*Task*:
Gather, from the data below, each line in which the word "station" occurs.
——
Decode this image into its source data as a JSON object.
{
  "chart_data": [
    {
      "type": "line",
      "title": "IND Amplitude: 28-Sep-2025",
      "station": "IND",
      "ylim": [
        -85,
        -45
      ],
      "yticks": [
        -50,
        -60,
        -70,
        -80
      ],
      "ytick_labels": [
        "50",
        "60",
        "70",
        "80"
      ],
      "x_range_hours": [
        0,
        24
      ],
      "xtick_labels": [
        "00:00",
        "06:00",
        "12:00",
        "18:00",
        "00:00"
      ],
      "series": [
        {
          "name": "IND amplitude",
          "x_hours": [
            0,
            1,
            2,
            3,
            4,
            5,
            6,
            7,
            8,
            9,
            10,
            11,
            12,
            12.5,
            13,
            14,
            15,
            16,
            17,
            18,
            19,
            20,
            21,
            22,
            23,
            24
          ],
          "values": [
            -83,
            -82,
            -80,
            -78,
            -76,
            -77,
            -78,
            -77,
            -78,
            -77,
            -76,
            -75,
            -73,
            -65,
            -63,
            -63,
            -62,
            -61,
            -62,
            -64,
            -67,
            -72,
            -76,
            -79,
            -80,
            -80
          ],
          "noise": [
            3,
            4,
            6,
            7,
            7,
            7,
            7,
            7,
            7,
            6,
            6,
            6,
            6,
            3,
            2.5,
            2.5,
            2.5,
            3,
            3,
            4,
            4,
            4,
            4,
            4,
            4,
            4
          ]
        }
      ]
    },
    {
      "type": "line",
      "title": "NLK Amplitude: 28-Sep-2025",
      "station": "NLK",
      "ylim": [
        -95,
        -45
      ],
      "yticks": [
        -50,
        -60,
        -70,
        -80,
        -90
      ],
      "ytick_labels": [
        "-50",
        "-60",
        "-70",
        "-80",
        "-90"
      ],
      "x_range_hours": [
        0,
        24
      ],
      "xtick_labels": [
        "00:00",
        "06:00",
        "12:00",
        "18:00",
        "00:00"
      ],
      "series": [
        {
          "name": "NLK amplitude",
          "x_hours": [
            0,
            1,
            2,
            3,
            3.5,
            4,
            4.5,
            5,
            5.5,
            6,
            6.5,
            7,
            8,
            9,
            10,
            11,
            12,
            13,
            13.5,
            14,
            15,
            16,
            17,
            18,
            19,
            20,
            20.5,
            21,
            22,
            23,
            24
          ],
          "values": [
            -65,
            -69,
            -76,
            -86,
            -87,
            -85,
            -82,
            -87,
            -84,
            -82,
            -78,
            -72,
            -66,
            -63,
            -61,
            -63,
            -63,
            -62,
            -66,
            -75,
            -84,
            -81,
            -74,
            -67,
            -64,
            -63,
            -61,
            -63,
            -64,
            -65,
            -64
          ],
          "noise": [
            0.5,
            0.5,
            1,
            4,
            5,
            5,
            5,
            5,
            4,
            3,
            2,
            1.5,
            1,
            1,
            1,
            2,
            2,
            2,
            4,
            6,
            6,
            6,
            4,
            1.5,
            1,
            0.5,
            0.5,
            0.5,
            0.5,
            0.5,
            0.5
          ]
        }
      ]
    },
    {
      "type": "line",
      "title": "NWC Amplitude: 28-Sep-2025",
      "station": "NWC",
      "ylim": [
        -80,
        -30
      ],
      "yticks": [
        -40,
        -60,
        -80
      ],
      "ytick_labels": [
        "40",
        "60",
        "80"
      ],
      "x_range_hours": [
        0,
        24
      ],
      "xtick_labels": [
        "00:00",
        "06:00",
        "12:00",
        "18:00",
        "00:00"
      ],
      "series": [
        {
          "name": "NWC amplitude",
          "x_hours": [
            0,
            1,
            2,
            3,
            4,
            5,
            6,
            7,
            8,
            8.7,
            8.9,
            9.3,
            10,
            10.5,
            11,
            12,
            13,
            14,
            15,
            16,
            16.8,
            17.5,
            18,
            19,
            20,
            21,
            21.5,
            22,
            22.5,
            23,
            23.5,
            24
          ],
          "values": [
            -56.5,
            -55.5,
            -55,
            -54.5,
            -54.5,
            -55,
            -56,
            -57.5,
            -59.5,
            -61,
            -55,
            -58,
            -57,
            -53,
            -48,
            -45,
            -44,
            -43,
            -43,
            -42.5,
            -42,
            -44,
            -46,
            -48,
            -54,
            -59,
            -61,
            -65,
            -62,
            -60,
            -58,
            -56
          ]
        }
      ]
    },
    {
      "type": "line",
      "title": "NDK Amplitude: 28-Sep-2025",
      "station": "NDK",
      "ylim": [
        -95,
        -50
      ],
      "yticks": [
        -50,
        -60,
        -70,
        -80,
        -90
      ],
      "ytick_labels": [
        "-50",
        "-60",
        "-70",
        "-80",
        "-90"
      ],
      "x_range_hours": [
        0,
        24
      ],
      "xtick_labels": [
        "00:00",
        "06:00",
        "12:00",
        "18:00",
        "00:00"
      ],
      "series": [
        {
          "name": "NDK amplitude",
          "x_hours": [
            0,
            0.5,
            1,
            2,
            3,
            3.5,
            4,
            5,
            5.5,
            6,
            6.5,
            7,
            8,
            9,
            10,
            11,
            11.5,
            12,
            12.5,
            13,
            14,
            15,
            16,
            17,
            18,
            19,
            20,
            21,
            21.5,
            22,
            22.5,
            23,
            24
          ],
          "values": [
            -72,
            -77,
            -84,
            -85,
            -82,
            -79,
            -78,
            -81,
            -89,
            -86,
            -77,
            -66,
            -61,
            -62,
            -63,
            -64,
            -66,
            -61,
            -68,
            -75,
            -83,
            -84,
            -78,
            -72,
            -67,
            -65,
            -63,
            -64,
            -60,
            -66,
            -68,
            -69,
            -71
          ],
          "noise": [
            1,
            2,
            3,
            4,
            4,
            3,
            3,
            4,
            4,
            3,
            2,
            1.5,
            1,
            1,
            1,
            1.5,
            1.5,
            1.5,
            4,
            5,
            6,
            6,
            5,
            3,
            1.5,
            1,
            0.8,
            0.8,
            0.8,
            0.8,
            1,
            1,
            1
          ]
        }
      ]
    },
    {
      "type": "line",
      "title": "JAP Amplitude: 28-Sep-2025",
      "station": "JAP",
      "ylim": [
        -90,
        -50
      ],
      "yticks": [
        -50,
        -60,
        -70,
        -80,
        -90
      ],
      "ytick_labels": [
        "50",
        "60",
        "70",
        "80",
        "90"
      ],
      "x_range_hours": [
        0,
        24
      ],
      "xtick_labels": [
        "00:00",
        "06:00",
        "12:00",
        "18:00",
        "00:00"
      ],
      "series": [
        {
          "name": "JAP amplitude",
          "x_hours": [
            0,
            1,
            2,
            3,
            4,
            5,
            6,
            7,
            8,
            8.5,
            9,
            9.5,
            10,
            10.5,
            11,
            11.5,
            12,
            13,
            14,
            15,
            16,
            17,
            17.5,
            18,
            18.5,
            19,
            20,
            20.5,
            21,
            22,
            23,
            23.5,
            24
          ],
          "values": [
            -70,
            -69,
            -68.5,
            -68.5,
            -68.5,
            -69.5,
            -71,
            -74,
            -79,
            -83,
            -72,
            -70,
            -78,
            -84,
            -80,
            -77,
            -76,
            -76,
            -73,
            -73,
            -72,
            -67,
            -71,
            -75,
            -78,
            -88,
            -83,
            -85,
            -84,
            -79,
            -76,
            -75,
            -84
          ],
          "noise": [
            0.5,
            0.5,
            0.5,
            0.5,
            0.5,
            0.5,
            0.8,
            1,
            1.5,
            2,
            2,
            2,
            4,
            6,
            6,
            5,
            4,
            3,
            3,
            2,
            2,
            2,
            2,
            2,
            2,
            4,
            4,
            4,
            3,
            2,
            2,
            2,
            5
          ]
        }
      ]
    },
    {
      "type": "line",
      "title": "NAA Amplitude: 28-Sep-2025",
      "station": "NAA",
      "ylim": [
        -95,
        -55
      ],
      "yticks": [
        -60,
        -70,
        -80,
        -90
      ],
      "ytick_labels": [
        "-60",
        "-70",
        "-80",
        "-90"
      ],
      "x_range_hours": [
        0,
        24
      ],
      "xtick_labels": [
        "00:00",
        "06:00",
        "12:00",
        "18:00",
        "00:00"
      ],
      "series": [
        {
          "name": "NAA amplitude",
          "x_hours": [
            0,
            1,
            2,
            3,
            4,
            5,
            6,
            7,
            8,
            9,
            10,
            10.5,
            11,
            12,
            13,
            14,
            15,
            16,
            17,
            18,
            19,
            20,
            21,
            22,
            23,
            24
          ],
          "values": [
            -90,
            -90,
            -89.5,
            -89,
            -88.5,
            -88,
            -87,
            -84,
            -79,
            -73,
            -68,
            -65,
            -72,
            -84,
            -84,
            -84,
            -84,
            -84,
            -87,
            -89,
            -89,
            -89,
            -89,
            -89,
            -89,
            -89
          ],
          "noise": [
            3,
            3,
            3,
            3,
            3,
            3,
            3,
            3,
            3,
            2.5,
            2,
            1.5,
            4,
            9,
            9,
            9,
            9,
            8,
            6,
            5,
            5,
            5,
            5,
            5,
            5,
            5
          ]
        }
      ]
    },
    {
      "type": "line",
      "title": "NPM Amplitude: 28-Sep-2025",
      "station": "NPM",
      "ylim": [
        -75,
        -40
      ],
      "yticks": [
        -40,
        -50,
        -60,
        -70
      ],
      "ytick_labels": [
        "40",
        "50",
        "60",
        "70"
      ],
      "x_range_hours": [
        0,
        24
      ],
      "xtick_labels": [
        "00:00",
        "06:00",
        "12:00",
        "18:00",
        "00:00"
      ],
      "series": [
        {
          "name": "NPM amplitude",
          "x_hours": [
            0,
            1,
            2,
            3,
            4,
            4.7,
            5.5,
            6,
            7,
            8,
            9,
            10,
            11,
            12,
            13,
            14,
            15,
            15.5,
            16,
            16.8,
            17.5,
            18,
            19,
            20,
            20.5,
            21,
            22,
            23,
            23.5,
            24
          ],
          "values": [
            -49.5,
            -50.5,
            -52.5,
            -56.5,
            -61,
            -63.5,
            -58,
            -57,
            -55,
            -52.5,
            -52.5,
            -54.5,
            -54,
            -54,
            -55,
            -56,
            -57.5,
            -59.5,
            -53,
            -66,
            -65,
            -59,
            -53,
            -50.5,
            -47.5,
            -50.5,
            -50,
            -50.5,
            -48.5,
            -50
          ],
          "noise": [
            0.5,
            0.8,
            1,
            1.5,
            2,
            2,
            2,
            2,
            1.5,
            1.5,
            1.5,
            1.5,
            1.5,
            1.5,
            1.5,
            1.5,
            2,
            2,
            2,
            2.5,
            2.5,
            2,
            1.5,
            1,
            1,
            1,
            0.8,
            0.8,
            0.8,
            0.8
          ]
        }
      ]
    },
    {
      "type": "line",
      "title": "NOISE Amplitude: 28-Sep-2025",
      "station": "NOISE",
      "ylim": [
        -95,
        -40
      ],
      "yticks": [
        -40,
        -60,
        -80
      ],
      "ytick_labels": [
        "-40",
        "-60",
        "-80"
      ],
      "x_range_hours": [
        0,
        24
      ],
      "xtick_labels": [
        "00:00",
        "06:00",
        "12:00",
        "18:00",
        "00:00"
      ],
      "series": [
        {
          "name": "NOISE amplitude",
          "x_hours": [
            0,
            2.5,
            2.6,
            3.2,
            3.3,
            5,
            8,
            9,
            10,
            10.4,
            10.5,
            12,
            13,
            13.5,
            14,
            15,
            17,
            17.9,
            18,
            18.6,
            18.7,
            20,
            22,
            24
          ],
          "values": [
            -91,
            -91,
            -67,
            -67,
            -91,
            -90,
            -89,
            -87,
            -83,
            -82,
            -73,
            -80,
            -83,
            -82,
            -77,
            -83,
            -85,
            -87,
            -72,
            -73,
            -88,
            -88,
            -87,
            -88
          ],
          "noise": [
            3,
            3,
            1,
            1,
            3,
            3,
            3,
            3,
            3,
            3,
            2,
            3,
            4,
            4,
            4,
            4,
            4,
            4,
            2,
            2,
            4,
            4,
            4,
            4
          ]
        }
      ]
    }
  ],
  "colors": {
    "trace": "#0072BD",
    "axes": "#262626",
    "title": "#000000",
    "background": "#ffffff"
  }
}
——
*Problem solution*:
      "station": "IND",
      "station": "NLK",
      "station": "NWC",
      "station": "NDK",
      "station": "JAP",
      "station": "NAA",
      "station": "NPM",
      "station": "NOISE",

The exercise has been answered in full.